• _Objective_
Collect all lines from the listing that include the string "соответствии".

• _Records to use_
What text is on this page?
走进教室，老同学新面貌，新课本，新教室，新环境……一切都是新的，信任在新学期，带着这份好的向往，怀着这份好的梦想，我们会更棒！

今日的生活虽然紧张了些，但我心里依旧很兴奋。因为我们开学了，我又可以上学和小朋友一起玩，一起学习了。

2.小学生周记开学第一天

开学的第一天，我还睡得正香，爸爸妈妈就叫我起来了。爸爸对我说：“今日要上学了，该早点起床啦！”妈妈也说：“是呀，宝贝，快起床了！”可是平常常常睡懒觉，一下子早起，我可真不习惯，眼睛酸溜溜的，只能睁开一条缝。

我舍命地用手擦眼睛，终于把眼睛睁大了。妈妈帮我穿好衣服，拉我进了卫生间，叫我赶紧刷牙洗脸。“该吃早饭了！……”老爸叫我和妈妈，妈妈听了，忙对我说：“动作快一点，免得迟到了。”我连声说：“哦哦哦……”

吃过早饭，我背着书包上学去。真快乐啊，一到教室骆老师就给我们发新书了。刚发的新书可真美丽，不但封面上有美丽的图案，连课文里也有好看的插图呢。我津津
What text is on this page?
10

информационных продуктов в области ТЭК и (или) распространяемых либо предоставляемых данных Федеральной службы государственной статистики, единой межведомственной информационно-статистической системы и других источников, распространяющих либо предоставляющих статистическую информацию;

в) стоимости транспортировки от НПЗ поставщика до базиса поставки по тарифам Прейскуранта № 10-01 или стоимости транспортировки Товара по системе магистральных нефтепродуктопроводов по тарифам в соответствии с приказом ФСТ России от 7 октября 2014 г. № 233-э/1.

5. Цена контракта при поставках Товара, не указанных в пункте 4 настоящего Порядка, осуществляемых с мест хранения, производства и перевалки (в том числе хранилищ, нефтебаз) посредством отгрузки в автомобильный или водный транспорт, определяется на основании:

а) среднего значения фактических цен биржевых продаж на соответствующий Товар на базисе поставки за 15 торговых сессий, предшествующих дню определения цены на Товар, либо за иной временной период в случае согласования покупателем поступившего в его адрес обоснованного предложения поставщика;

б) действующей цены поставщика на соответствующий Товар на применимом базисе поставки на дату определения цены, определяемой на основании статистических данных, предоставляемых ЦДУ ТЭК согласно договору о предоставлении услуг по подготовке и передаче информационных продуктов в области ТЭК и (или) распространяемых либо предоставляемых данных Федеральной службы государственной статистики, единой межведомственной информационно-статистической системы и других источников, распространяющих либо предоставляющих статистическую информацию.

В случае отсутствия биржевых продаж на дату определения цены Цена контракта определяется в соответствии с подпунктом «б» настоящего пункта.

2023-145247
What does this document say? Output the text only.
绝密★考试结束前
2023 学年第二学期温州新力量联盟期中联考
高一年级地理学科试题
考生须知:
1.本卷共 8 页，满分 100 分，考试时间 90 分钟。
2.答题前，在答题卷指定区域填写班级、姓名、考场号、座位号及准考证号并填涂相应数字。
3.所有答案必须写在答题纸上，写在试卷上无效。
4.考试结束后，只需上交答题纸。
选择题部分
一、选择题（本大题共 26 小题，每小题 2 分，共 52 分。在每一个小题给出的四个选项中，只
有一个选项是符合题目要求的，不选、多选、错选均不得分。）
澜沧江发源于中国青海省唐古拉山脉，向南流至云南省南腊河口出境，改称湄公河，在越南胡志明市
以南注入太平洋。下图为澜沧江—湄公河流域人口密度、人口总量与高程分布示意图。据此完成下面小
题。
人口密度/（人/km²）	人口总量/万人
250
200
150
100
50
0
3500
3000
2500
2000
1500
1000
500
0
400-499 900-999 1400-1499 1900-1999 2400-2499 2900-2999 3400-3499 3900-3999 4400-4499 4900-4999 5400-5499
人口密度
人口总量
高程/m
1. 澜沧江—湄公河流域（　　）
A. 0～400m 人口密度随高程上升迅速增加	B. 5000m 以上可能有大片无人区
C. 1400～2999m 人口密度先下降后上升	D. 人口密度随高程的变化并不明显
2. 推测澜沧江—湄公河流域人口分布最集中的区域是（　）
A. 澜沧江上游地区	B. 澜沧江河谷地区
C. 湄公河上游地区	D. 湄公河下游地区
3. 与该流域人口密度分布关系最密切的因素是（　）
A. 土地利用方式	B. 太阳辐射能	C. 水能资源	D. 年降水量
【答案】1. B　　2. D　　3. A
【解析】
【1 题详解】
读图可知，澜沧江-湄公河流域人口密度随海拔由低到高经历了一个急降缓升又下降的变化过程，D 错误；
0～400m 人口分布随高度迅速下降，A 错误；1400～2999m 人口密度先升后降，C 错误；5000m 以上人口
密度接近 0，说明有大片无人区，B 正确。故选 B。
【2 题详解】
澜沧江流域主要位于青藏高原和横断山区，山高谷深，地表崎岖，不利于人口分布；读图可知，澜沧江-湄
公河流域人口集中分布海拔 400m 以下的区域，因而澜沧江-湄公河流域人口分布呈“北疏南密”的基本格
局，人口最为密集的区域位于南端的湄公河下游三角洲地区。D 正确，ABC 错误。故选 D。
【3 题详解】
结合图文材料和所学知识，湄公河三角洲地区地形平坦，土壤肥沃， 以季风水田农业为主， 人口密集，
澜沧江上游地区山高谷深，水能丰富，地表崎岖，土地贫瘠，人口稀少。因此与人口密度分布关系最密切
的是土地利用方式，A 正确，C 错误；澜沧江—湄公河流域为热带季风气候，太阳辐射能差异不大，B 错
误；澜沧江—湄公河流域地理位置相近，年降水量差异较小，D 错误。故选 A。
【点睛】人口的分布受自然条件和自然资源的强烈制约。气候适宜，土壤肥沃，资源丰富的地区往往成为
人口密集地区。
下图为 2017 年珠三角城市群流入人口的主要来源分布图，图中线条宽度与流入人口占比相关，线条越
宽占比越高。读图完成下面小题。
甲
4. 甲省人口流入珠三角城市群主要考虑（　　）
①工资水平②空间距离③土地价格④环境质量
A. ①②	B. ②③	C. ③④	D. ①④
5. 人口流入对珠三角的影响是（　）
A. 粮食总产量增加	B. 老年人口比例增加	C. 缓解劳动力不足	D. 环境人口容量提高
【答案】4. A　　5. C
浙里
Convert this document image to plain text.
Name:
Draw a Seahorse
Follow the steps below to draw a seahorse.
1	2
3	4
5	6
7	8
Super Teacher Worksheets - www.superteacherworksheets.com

• _The response_
в) стоимости транспортировки от НПЗ поставщика до базиса поставки по тарифам Прейскуранта № 10-01 или стоимости транспортировки Товара по системе магистральных нефтепродуктопроводов по тарифам в соответствии с приказом ФСТ России от 7 октября 2014 г. № 233-э/1.
В случае отсутствия биржевых продаж на дату определения цены Цена контракта определяется в соответствии с подпунктом «б» настоящего пункта.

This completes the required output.